═══ Task input

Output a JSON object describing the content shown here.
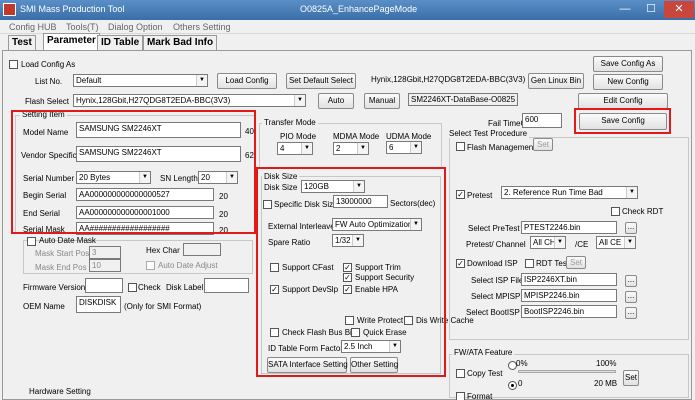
{
  "window": {
    "app_title": "SMI Mass Production Tool",
    "doc_title": "O0825A_EnhancePageMode",
    "minimize": "—",
    "maximize": "☐",
    "close": "✕"
  },
  "menu": [
    "Config HUB",
    "Tools(T)",
    "Dialog Option",
    "Others Setting"
  ],
  "tabs": [
    "Test",
    "Parameter",
    "ID Table",
    "Mark Bad Info"
  ],
  "top": {
    "load_config_as": "Load Config As",
    "list_no_label": "List No.",
    "list_no_value": "Default",
    "load_config": "Load Config",
    "set_default_select": "Set Default Select",
    "flash_info": "Hynix,128Gbit,H27QDG8T2EDA-BBC(3V3)",
    "gen_linux_bin": "Gen Linux Bin",
    "save_config_as": "Save Config As",
    "new_config": "New Config",
    "edit_config": "Edit Config",
    "save_config": "Save Config",
    "flash_select_label": "Flash Select",
    "flash_select_value": "Hynix,128Gbit,H27QDG8T2EDA-BBC(3V3)",
    "auto": "Auto",
    "manual": "Manual",
    "database": "SM2246XT-DataBase-O0825"
  },
  "setting_item": {
    "title": "Setting Item",
    "model_name_label": "Model Name",
    "model_name_value": "SAMSUNG SM2246XT",
    "model_name_len": "40",
    "vendor_specific_label": "Vendor Specific",
    "vendor_specific_value": "SAMSUNG SM2246XT",
    "vendor_specific_len": "62",
    "serial_number_label": "Serial Number",
    "serial_number_value": "20 Bytes",
    "sn_length_label": "SN Length",
    "sn_length_value": "20",
    "begin_serial_label": "Begin Serial",
    "begin_serial_value": "AA000000000000000527",
    "begin_serial_len": "20",
    "end_serial_label": "End Serial",
    "end_serial_value": "AA000000000000001000",
    "end_serial_len": "20",
    "serial_mask_label": "Serial Mask",
    "serial_mask_value": "AA##################",
    "serial_mask_len": "20"
  },
  "auto_date": {
    "auto_date_mask": "Auto Date Mask",
    "mask_start_pos": "Mask Start Pos",
    "mask_start_value": "3",
    "mask_end_pos": "Mask End Pos",
    "mask_end_value": "10",
    "hex_char": "Hex Char",
    "auto_date_adjust": "Auto Date Adjust"
  },
  "firmware": {
    "firmware_version": "Firmware Version",
    "check": "Check",
    "disk_label": "Disk Label",
    "oem_name_label": "OEM Name",
    "oem_name_value": "DISKDISK",
    "oem_note": "(Only for SMI Format)"
  },
  "hardware_setting": "Hardware Setting",
  "transfer_mode": {
    "title": "Transfer Mode",
    "pio": "PIO Mode",
    "pio_value": "4",
    "mdma": "MDMA Mode",
    "mdma_value": "2",
    "udma": "UDMA Mode",
    "udma_value": "6"
  },
  "disk_size": {
    "title": "Disk Size",
    "disk_size_label": "Disk Size",
    "disk_size_value": "120GB",
    "specific_disk_size": "Specific Disk Size",
    "specific_value": "13000000",
    "sectors": "Sectors(dec)",
    "external_interleave": "External Interleave",
    "external_value": "FW Auto Optimization",
    "spare_ratio": "Spare Ratio",
    "spare_value": "1/32",
    "support_cfast": "Support CFast",
    "support_trim": "Support Trim",
    "support_security": "Support Security",
    "support_devslp": "Support DevSlp",
    "enable_hpa": "Enable HPA",
    "write_protect": "Write Protect",
    "dis_write_cache": "Dis Write Cache",
    "check_flash_bus_bit": "Check Flash Bus Bit",
    "quick_erase": "Quick Erase",
    "id_table_form_factor": "ID Table Form Factor",
    "form_factor_value": "2.5 Inch",
    "sata_interface_setting": "SATA Interface Setting",
    "other_setting": "Other Setting"
  },
  "fail_timeout": {
    "label": "Fail TimeOut",
    "value": "600"
  },
  "select_test": {
    "title": "Select Test Procedure",
    "flash_management": "Flash Management",
    "set": "Set",
    "pretest": "Pretest",
    "pretest_value": "2. Reference Run Time Bad",
    "check_rdt": "Check RDT",
    "select_pretest": "Select PreTest",
    "pretest_file": "PTEST2246.bin",
    "pretest_channel": "Pretest/ Channel",
    "channel_value": "All CH",
    "ce_label": "/CE",
    "ce_value": "All CE",
    "download_isp": "Download ISP",
    "rdt_test": "RDT Test",
    "select_isp_file": "Select ISP File",
    "isp_file": "ISP2246XT.bin",
    "select_mpisp": "Select MPISP",
    "mpisp_file": "MPISP2246.bin",
    "select_bootisp": "Select BootISP",
    "bootisp_file": "BootISP2246.bin",
    "browse": "..."
  },
  "fw_ata": {
    "title": "FW/ATA Feature",
    "copy_test": "Copy Test",
    "pct_zero": "0%",
    "pct_hundred": "100%",
    "mb_zero": "0",
    "mb_twenty": "20 MB",
    "set": "Set",
    "format": "Format"
  },
  "colors": {
    "highlight_red": "#e0191c",
    "title_blue": "#3a6ea8"
  }
}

══════

What the task asks:
Extract all the data above exactly, excluding every picture.

Solution:
Output a JSON object describing the content shown here.
{
  "window": {
    "app_title": "SMI Mass Production Tool",
    "doc_title": "O0825A_EnhancePageMode",
    "minimize": "—",
    "maximize": "☐",
    "close": "✕"
  },
  "menu": [
    "Config HUB",
    "Tools(T)",
    "Dialog Option",
    "Others Setting"
  ],
  "tabs": [
    "Test",
    "Parameter",
    "ID Table",
    "Mark Bad Info"
  ],
  "top": {
    "load_config_as": "Load Config As",
    "list_no_label": "List No.",
    "list_no_value": "Default",
    "load_config": "Load Config",
    "set_default_select": "Set Default Select",
    "flash_info": "Hynix,128Gbit,H27QDG8T2EDA-BBC(3V3)",
    "gen_linux_bin": "Gen Linux Bin",
    "save_config_as": "Save Config As",
    "new_config": "New Config",
    "edit_config": "Edit Config",
    "save_config": "Save Config",
    "flash_select_label": "Flash Select",
    "flash_select_value": "Hynix,128Gbit,H27QDG8T2EDA-BBC(3V3)",
    "auto": "Auto",
    "manual": "Manual",
    "database": "SM2246XT-DataBase-O0825"
  },
  "setting_item": {
    "title": "Setting Item",
    "model_name_label": "Model Name",
    "model_name_value": "SAMSUNG SM2246XT",
    "model_name_len": "40",
    "vendor_specific_label": "Vendor Specific",
    "vendor_specific_value": "SAMSUNG SM2246XT",
    "vendor_specific_len": "62",
    "serial_number_label": "Serial Number",
    "serial_number_value": "20 Bytes",
    "sn_length_label": "SN Length",
    "sn_length_value": "20",
    "begin_serial_label": "Begin Serial",
    "begin_serial_value": "AA000000000000000527",
    "begin_serial_len": "20",
    "end_serial_label": "End Serial",
    "end_serial_value": "AA000000000000001000",
    "end_serial_len": "20",
    "serial_mask_label": "Serial Mask",
    "serial_mask_value": "AA##################",
    "serial_mask_len": "20"
  },
  "auto_date": {
    "auto_date_mask": "Auto Date Mask",
    "mask_start_pos": "Mask Start Pos",
    "mask_start_value": "3",
    "mask_end_pos": "Mask End Pos",
    "mask_end_value": "10",
    "hex_char": "Hex Char",
    "auto_date_adjust": "Auto Date Adjust"
  },
  "firmware": {
    "firmware_version": "Firmware Version",
    "check": "Check",
    "disk_label": "Disk Label",
    "oem_name_label": "OEM Name",
    "oem_name_value": "DISKDISK",
    "oem_note": "(Only for SMI Format)"
  },
  "hardware_setting": "Hardware Setting",
  "transfer_mode": {
    "title": "Transfer Mode",
    "pio": "PIO Mode",
    "pio_value": "4",
    "mdma": "MDMA Mode",
    "mdma_value": "2",
    "udma": "UDMA Mode",
    "udma_value": "6"
  },
  "disk_size": {
    "title": "Disk Size",
    "disk_size_label": "Disk Size",
    "disk_size_value": "120GB",
    "specific_disk_size": "Specific Disk Size",
    "specific_value": "13000000",
    "sectors": "Sectors(dec)",
    "external_interleave": "External Interleave",
    "external_value": "FW Auto Optimization",
    "spare_ratio": "Spare Ratio",
    "spare_value": "1/32",
    "support_cfast": "Support CFast",
    "support_trim": "Support Trim",
    "support_security": "Support Security",
    "support_devslp": "Support DevSlp",
    "enable_hpa": "Enable HPA",
    "write_protect": "Write Protect",
    "dis_write_cache": "Dis Write Cache",
    "check_flash_bus_bit": "Check Flash Bus Bit",
    "quick_erase": "Quick Erase",
    "id_table_form_factor": "ID Table Form Factor",
    "form_factor_value": "2.5 Inch",
    "sata_interface_setting": "SATA Interface Setting",
    "other_setting": "Other Setting"
  },
  "fail_timeout": {
    "label": "Fail TimeOut",
    "value": "600"
  },
  "select_test": {
    "title": "Select Test Procedure",
    "flash_management": "Flash Management",
    "set": "Set",
    "pretest": "Pretest",
    "pretest_value": "2. Reference Run Time Bad",
    "check_rdt": "Check RDT",
    "select_pretest": "Select PreTest",
    "pretest_file": "PTEST2246.bin",
    "pretest_channel": "Pretest/ Channel",
    "channel_value": "All CH",
    "ce_label": "/CE",
    "ce_value": "All CE",
    "download_isp": "Download ISP",
    "rdt_test": "RDT Test",
    "select_isp_file": "Select ISP File",
    "isp_file": "ISP2246XT.bin",
    "select_mpisp": "Select MPISP",
    "mpisp_file": "MPISP2246.bin",
    "select_bootisp": "Select BootISP",
    "bootisp_file": "BootISP2246.bin",
    "browse": "..."
  },
  "fw_ata": {
    "title": "FW/ATA Feature",
    "copy_test": "Copy Test",
    "pct_zero": "0%",
    "pct_hundred": "100%",
    "mb_zero": "0",
    "mb_twenty": "20 MB",
    "set": "Set",
    "format": "Format"
  },
  "colors": {
    "highlight_red": "#e0191c",
    "title_blue": "#3a6ea8"
  }
}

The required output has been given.